Dataset items
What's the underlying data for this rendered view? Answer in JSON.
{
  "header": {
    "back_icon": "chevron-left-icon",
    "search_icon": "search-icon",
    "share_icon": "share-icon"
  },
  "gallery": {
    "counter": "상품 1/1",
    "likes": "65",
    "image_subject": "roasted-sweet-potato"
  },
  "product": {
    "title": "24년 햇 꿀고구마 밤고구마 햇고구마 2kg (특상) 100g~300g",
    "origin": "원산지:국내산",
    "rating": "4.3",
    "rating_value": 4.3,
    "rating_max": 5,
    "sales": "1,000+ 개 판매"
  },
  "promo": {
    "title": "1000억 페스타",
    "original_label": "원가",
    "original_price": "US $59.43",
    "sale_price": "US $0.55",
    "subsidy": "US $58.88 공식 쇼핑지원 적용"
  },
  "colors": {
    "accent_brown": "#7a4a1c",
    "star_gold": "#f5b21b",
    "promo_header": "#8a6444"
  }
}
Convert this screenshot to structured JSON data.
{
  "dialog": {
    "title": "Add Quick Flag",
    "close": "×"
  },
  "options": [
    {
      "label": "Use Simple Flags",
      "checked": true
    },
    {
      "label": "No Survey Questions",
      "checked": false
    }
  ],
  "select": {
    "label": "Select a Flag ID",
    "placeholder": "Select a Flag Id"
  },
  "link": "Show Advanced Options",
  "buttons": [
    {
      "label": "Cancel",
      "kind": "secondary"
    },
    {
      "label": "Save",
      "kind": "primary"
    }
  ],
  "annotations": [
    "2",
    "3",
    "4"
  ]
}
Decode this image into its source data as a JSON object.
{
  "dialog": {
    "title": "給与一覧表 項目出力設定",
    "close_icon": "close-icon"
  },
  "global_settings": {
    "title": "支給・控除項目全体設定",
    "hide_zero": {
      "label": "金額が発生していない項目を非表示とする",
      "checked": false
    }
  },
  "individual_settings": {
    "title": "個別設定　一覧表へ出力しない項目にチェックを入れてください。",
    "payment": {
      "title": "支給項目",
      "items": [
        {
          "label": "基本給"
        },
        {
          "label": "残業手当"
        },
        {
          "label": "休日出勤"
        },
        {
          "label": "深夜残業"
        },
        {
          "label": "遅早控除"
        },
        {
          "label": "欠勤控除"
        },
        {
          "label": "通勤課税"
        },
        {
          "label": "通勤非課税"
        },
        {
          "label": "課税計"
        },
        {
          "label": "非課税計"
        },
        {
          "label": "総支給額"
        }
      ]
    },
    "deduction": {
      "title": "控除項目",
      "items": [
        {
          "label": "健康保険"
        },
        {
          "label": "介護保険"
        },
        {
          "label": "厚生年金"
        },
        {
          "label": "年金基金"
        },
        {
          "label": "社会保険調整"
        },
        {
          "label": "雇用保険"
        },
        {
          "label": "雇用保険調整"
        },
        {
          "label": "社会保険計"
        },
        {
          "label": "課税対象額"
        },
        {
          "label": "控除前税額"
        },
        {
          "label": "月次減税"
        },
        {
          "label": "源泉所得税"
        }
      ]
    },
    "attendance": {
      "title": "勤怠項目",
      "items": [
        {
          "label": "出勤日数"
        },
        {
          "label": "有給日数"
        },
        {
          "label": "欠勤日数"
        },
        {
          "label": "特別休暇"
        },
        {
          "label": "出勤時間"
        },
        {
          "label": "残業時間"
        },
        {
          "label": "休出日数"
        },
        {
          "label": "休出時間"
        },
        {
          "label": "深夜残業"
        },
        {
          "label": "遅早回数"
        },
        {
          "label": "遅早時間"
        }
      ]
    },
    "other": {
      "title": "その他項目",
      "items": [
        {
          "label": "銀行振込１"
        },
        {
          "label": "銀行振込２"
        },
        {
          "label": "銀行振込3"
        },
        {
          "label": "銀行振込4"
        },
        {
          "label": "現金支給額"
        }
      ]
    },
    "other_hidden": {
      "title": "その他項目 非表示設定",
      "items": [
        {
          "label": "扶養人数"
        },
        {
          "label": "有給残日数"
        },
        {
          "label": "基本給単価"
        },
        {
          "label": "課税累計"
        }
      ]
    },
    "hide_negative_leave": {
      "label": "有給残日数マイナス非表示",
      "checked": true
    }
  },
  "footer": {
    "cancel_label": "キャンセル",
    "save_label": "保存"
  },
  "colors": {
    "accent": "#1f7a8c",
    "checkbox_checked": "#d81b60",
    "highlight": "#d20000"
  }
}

Exercise instructions:
Display every line of the listing that contains the string "icon".

In response:
    "back_icon": "chevron-left-icon",
    "search_icon": "search-icon",
    "share_icon": "share-icon"
    "close_icon": "close-icon"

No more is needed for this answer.